*EXCERPTED RECORDS*

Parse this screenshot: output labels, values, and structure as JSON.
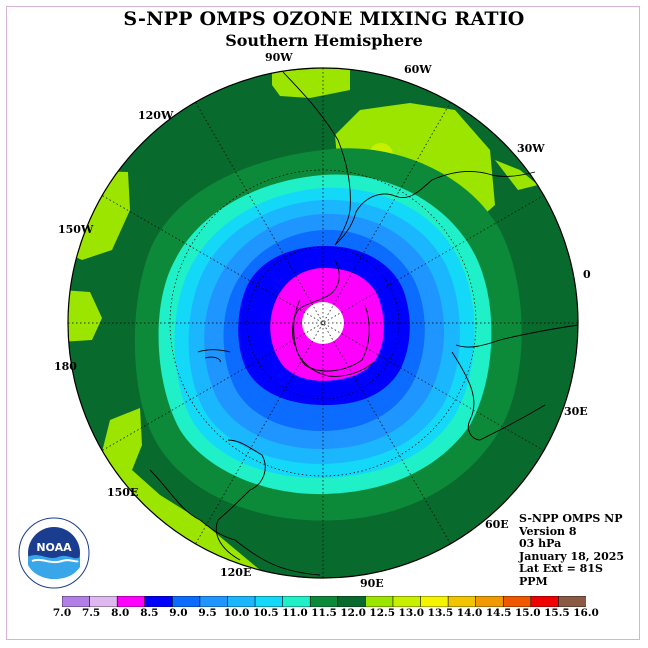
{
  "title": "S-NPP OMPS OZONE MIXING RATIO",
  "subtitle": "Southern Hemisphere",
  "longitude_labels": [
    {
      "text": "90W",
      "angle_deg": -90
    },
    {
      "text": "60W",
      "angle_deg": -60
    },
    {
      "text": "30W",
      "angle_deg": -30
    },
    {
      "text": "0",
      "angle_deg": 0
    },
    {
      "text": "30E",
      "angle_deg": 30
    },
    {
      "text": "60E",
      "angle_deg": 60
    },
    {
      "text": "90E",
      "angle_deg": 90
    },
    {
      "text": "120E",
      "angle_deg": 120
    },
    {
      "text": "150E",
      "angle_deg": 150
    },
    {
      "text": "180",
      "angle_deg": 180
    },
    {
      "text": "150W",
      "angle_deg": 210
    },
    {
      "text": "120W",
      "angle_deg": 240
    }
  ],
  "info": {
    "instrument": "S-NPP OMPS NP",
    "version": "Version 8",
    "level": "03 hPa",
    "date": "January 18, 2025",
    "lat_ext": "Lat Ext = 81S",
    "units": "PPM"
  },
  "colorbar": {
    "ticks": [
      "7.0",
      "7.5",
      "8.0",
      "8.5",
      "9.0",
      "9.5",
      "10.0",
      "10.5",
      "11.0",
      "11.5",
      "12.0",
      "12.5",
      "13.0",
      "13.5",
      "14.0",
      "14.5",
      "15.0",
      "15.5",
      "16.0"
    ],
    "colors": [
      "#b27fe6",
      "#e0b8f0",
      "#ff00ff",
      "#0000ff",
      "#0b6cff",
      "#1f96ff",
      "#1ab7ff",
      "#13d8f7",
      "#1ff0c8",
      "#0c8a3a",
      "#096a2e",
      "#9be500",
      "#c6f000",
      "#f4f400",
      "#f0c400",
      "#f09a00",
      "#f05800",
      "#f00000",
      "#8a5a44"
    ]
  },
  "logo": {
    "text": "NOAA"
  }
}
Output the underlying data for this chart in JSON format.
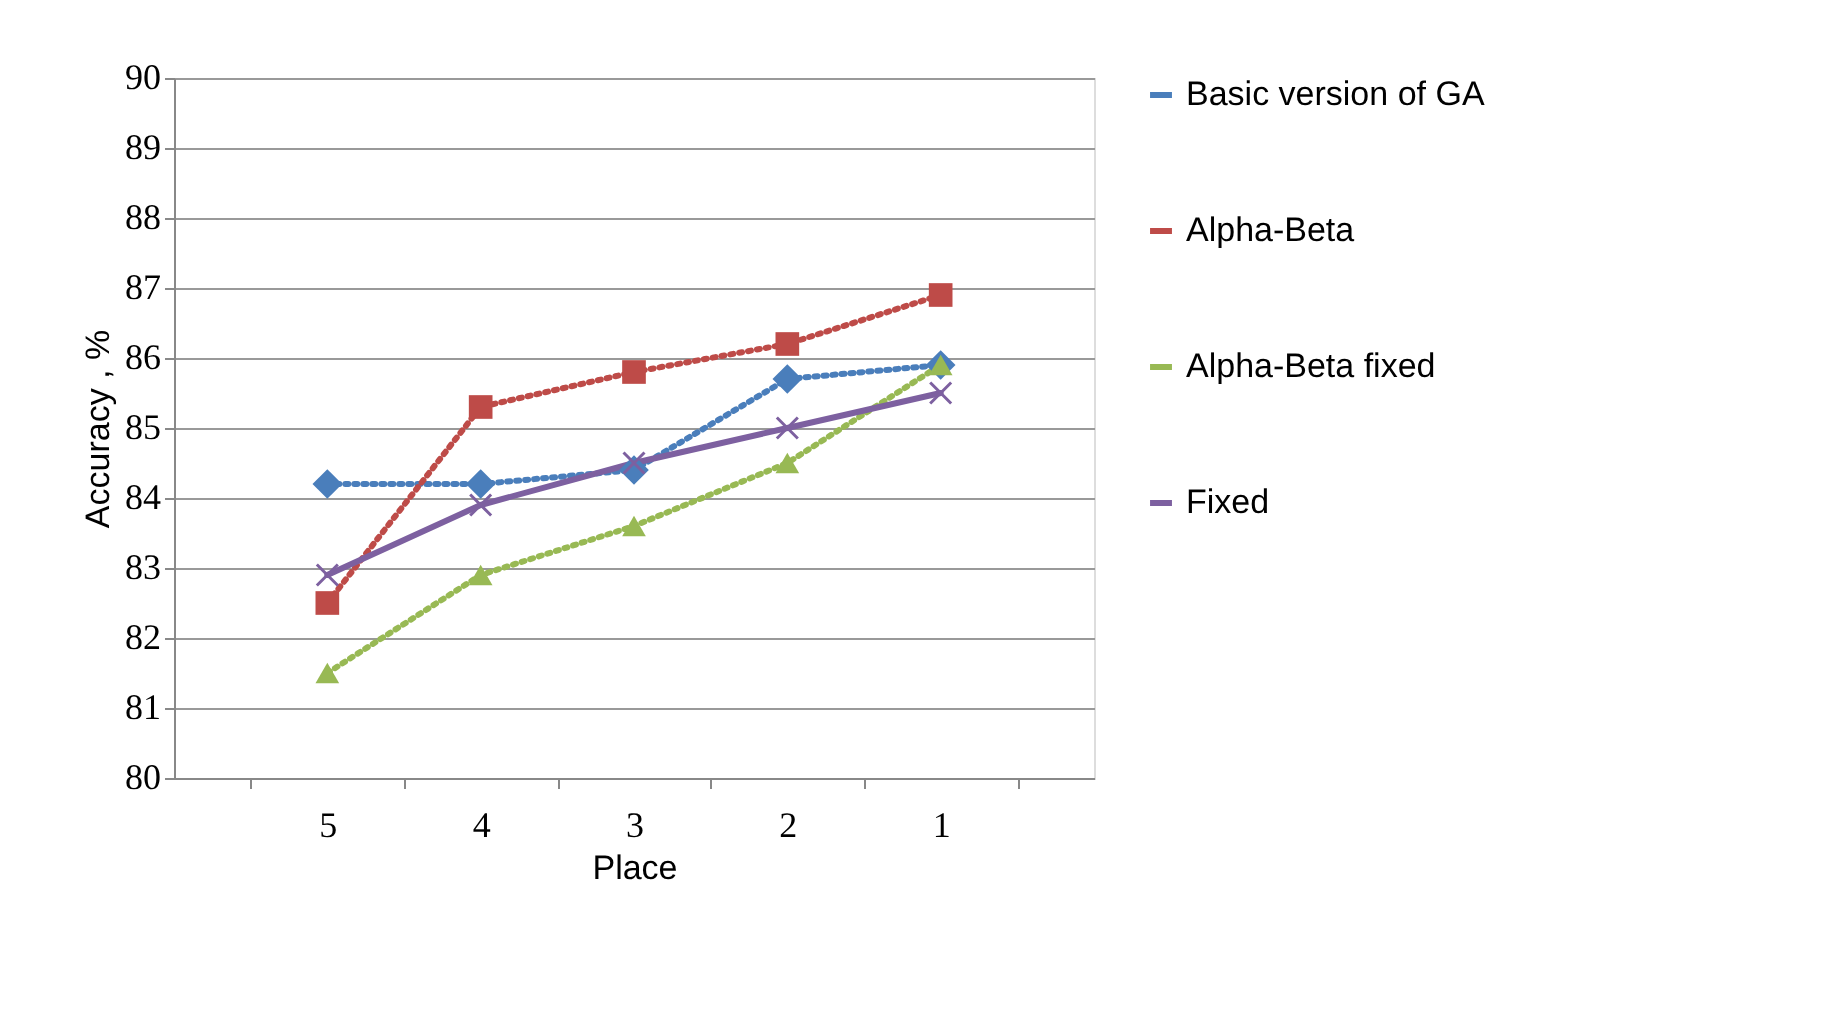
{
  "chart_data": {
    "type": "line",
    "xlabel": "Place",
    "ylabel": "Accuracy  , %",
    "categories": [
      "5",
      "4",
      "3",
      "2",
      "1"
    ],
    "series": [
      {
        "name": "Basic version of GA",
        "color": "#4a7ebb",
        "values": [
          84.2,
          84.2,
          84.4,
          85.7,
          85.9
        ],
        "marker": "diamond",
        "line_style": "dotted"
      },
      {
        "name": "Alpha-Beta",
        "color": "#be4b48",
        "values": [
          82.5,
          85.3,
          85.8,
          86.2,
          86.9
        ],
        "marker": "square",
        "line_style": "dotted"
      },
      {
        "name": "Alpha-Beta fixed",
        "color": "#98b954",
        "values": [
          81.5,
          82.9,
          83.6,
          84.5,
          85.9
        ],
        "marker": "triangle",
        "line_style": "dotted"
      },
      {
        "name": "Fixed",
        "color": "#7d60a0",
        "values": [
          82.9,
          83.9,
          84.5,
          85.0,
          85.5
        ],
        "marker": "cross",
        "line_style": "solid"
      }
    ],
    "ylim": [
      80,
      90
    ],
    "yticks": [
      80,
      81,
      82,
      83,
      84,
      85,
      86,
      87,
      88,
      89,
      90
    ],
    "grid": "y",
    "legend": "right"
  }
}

*WHAT NEEDS TO BE DONE*
The listing above must be printed again exactly, minus its pictures.

*OUTPUT FOR THIS EXERCISE*
Parse this screenshot: output labels, values, and structure as JSON.
{
  "title": "S-NPP OMPS OZONE MIXING RATIO",
  "subtitle": "Southern Hemisphere",
  "longitude_labels": [
    {
      "text": "90W",
      "angle_deg": -90
    },
    {
      "text": "60W",
      "angle_deg": -60
    },
    {
      "text": "30W",
      "angle_deg": -30
    },
    {
      "text": "0",
      "angle_deg": 0
    },
    {
      "text": "30E",
      "angle_deg": 30
    },
    {
      "text": "60E",
      "angle_deg": 60
    },
    {
      "text": "90E",
      "angle_deg": 90
    },
    {
      "text": "120E",
      "angle_deg": 120
    },
    {
      "text": "150E",
      "angle_deg": 150
    },
    {
      "text": "180",
      "angle_deg": 180
    },
    {
      "text": "150W",
      "angle_deg": 210
    },
    {
      "text": "120W",
      "angle_deg": 240
    }
  ],
  "info": {
    "instrument": "S-NPP OMPS NP",
    "version": "Version 8",
    "level": "03 hPa",
    "date": "January 18, 2025",
    "lat_ext": "Lat Ext = 81S",
    "units": "PPM"
  },
  "colorbar": {
    "ticks": [
      "7.0",
      "7.5",
      "8.0",
      "8.5",
      "9.0",
      "9.5",
      "10.0",
      "10.5",
      "11.0",
      "11.5",
      "12.0",
      "12.5",
      "13.0",
      "13.5",
      "14.0",
      "14.5",
      "15.0",
      "15.5",
      "16.0"
    ],
    "colors": [
      "#b27fe6",
      "#e0b8f0",
      "#ff00ff",
      "#0000ff",
      "#0b6cff",
      "#1f96ff",
      "#1ab7ff",
      "#13d8f7",
      "#1ff0c8",
      "#0c8a3a",
      "#096a2e",
      "#9be500",
      "#c6f000",
      "#f4f400",
      "#f0c400",
      "#f09a00",
      "#f05800",
      "#f00000",
      "#8a5a44"
    ]
  },
  "logo": {
    "text": "NOAA"
  }
}
Output the underlying data for this chart in JSON format.
{
  "chart_data": {
    "type": "line",
    "xlabel": "Place",
    "ylabel": "Accuracy  , %",
    "categories": [
      "5",
      "4",
      "3",
      "2",
      "1"
    ],
    "series": [
      {
        "name": "Basic version of GA",
        "color": "#4a7ebb",
        "values": [
          84.2,
          84.2,
          84.4,
          85.7,
          85.9
        ],
        "marker": "diamond",
        "line_style": "dotted"
      },
      {
        "name": "Alpha-Beta",
        "color": "#be4b48",
        "values": [
          82.5,
          85.3,
          85.8,
          86.2,
          86.9
        ],
        "marker": "square",
        "line_style": "dotted"
      },
      {
        "name": "Alpha-Beta fixed",
        "color": "#98b954",
        "values": [
          81.5,
          82.9,
          83.6,
          84.5,
          85.9
        ],
        "marker": "triangle",
        "line_style": "dotted"
      },
      {
        "name": "Fixed",
        "color": "#7d60a0",
        "values": [
          82.9,
          83.9,
          84.5,
          85.0,
          85.5
        ],
        "marker": "cross",
        "line_style": "solid"
      }
    ],
    "ylim": [
      80,
      90
    ],
    "yticks": [
      80,
      81,
      82,
      83,
      84,
      85,
      86,
      87,
      88,
      89,
      90
    ],
    "grid": "y",
    "legend": "right"
  }
}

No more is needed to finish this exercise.